Exercise tasks:
[a] Reproduce the stretch of the Toyen post that starts with "But this is" and runs through "realize they don’t.", substituting "quiet" for "underground".
[b] Write the next part of the post on Toyen's painting, starting after its final sentence.

Supplied text:
____________
Toyen was born Marie Čermínová in Prague in 1902. She outlived two world wars, a Nazi occupation during which she hid a Jewish poet in her apartment for three years, a Communist takeover that ended her life in Czechoslovakia for good. She died in Paris in 1980 having barely given an interview, having destroyed as much of her own work as she preserved, and having watched the city she chose change three times around her.
But this is not where we begin and none of that is what this post is really about.
What this post is about is fifty years of painting: what the work looked like when she was twenty-three and making something she and Jindřich Štyrský1 called Artificialism,2 and what it looked like when she was seventy and still at it in Paris. The arc between those two points is not a smooth development. It breaks, it goes underground, it surfaces in forms that seem to belong to different artists entirely, until you look long enough and realize they don’t.
That is what we are going to look at this month.
____________
Provided records:

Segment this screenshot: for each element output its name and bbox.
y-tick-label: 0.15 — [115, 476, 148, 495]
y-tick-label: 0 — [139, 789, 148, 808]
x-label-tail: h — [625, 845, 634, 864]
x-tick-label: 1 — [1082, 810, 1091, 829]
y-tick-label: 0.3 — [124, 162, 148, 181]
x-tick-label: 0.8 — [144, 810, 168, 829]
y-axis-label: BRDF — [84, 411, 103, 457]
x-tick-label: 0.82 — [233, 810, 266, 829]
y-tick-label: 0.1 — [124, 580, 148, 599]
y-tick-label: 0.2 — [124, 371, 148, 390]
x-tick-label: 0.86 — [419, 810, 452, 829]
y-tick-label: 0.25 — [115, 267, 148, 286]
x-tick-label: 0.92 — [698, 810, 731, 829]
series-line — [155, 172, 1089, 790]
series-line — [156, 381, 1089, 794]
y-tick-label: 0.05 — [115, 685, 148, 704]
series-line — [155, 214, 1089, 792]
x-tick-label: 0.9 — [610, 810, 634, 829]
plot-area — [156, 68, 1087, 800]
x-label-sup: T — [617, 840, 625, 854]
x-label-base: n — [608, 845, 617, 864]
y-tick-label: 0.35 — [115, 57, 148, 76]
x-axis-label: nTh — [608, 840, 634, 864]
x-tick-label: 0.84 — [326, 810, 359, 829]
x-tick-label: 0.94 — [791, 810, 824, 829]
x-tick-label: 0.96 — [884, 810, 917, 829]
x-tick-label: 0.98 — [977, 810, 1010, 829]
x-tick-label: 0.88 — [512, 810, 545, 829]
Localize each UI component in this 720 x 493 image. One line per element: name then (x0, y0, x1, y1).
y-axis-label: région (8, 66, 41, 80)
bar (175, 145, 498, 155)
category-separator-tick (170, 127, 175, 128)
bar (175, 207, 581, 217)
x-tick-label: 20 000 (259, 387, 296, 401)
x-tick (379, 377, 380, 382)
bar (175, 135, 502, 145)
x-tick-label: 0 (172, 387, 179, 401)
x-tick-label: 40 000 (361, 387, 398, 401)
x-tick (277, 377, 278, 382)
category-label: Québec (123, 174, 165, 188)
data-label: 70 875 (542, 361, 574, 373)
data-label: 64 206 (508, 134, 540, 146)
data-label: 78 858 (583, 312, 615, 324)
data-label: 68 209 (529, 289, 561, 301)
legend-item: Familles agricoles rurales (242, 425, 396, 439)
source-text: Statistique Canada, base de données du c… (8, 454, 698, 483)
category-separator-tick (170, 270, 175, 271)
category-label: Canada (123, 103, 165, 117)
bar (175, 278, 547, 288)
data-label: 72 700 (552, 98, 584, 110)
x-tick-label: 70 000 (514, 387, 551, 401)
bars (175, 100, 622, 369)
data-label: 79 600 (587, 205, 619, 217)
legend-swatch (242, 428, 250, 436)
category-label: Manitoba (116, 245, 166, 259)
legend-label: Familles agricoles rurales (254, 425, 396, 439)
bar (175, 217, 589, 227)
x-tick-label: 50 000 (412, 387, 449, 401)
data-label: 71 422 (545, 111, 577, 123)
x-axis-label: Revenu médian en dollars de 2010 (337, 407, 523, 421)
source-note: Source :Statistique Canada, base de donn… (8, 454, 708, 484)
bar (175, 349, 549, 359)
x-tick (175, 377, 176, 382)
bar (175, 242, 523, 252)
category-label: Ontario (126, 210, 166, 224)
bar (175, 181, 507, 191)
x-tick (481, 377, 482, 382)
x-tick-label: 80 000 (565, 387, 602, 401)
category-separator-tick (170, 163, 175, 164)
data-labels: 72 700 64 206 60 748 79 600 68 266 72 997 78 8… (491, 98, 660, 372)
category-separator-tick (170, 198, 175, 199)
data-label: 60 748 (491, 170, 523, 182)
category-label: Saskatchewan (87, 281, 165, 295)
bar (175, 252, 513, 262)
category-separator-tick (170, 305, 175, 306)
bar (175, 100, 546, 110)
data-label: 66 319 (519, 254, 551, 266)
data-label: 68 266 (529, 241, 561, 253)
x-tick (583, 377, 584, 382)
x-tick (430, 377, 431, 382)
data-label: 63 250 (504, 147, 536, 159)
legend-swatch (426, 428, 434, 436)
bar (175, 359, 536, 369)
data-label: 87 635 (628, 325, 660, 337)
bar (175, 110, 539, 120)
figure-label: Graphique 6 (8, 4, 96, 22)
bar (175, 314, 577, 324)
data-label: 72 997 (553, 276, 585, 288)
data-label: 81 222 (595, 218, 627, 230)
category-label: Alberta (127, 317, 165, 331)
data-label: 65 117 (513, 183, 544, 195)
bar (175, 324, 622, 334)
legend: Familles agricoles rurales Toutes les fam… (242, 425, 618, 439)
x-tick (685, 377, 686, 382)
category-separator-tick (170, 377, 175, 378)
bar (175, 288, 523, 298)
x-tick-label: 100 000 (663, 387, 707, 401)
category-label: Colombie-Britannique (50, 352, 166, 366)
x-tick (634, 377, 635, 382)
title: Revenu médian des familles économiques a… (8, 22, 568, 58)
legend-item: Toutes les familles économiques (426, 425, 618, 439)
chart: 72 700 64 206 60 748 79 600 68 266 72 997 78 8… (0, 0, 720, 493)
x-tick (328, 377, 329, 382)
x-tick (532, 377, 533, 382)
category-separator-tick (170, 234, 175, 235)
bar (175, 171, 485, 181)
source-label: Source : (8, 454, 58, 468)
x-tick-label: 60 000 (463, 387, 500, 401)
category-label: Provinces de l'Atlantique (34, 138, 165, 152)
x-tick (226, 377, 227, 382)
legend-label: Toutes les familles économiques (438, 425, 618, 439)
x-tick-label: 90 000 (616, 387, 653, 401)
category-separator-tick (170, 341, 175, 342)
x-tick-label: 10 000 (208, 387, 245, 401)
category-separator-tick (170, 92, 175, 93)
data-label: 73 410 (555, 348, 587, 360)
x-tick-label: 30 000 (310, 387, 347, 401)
____________
Outputs in order:
[a]
But this is not where we begin and none of that is what this post is really about.
What this post is about is fifty years of painting: what the work looked like when she was twenty-three and making something she and Jindřich Štyrský1 called Artificialism,2 and what it looked like when she was seventy and still at it in Paris. The arc between those two points is not a smooth development. It breaks, it goes quiet, it surfaces in forms that seem to belong to different artists entirely, until you look long enough and realize they don’t.

[b]
The Early Period of 1919–1929
Toyen’s early work moved from Cubism through a brief engagement with naïve art, before a more decisive break arrived just before her first Paris stay. In 1925, she passed through a short but striking “primitivist” phase,3 already testing the limits of acceptable subject matter, and then, in Paris with Štyrský, the two developed what they would call Artificialism. It rejected painting as formal play for the eyes, and it rejected what it called the “formally historicizing painting” of Surrealism. What they proposed instead was a different relationship between image and sensation. Technically, this meant dripping or spray-painting through grids, stencils and various objects, or building up thick and tactile layered surfaces in order to foreground the material properties of paint itself. In their two manifestos of 1927 and 1928 they wrote of melding painterly form with poetic sensibility, claiming:
“We have no memories, but we are trying to manufacture them.”
The Artificialist paintings that resulted are non-mimetic, imaginary landscapes, not abstraction in the Constructivist sense, but something stranger; they are images built from the texture of remembered feeling. By 1929, back in Prague, Toyen had already begun experimenting with a new language of psychological association, the turn that would carry her into full Surrealism.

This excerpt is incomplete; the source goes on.